> _INSTRUCTIONS FOR THE TASK_: Your task is to retype each line of the data below exactly.

> _INPUT ROWS_:
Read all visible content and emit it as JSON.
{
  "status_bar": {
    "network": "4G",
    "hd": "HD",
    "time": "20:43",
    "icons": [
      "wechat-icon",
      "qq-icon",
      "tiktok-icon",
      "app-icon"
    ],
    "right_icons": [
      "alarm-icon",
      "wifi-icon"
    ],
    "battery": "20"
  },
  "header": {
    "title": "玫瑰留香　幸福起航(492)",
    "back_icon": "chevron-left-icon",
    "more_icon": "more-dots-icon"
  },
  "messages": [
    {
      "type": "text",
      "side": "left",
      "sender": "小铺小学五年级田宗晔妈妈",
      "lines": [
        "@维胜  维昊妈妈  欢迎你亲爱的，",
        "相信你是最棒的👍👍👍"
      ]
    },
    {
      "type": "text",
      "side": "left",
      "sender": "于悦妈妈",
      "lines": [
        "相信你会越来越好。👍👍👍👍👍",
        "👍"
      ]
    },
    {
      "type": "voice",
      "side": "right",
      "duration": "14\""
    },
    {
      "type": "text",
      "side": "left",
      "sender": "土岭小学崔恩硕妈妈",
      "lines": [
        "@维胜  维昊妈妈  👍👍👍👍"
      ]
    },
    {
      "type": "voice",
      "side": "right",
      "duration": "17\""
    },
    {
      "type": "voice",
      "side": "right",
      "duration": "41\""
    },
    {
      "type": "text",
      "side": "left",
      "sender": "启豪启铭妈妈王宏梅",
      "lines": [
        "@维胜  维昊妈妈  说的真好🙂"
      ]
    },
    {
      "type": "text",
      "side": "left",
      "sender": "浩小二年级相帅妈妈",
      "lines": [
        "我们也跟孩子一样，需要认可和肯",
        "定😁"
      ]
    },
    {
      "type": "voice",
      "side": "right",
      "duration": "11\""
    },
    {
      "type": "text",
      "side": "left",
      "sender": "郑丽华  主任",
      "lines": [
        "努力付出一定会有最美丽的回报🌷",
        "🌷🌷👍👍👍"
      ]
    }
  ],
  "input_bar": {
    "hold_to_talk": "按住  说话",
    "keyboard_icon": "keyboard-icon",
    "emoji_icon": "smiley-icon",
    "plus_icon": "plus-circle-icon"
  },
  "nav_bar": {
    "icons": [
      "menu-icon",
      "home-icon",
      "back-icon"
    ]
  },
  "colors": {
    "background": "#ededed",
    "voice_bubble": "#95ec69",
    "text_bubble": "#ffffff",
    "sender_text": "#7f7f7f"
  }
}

> _COMPLETED TASK_:
Read all visible content and emit it as JSON.
{
  "status_bar": {
    "network": "4G",
    "hd": "HD",
    "time": "20:43",
    "icons": [
      "wechat-icon",
      "qq-icon",
      "tiktok-icon",
      "app-icon"
    ],
    "right_icons": [
      "alarm-icon",
      "wifi-icon"
    ],
    "battery": "20"
  },
  "header": {
    "title": "玫瑰留香　幸福起航(492)",
    "back_icon": "chevron-left-icon",
    "more_icon": "more-dots-icon"
  },
  "messages": [
    {
      "type": "text",
      "side": "left",
      "sender": "小铺小学五年级田宗晔妈妈",
      "lines": [
        "@维胜  维昊妈妈  欢迎你亲爱的，",
        "相信你是最棒的👍👍👍"
      ]
    },
    {
      "type": "text",
      "side": "left",
      "sender": "于悦妈妈",
      "lines": [
        "相信你会越来越好。👍👍👍👍👍",
        "👍"
      ]
    },
    {
      "type": "voice",
      "side": "right",
      "duration": "14\""
    },
    {
      "type": "text",
      "side": "left",
      "sender": "土岭小学崔恩硕妈妈",
      "lines": [
        "@维胜  维昊妈妈  👍👍👍👍"
      ]
    },
    {
      "type": "voice",
      "side": "right",
      "duration": "17\""
    },
    {
      "type": "voice",
      "side": "right",
      "duration": "41\""
    },
    {
      "type": "text",
      "side": "left",
      "sender": "启豪启铭妈妈王宏梅",
      "lines": [
        "@维胜  维昊妈妈  说的真好🙂"
      ]
    },
    {
      "type": "text",
      "side": "left",
      "sender": "浩小二年级相帅妈妈",
      "lines": [
        "我们也跟孩子一样，需要认可和肯",
        "定😁"
      ]
    },
    {
      "type": "voice",
      "side": "right",
      "duration": "11\""
    },
    {
      "type": "text",
      "side": "left",
      "sender": "郑丽华  主任",
      "lines": [
        "努力付出一定会有最美丽的回报🌷",
        "🌷🌷👍👍👍"
      ]
    }
  ],
  "input_bar": {
    "hold_to_talk": "按住  说话",
    "keyboard_icon": "keyboard-icon",
    "emoji_icon": "smiley-icon",
    "plus_icon": "plus-circle-icon"
  },
  "nav_bar": {
    "icons": [
      "menu-icon",
      "home-icon",
      "back-icon"
    ]
  },
  "colors": {
    "background": "#ededed",
    "voice_bubble": "#95ec69",
    "text_bubble": "#ffffff",
    "sender_text": "#7f7f7f"
  }
}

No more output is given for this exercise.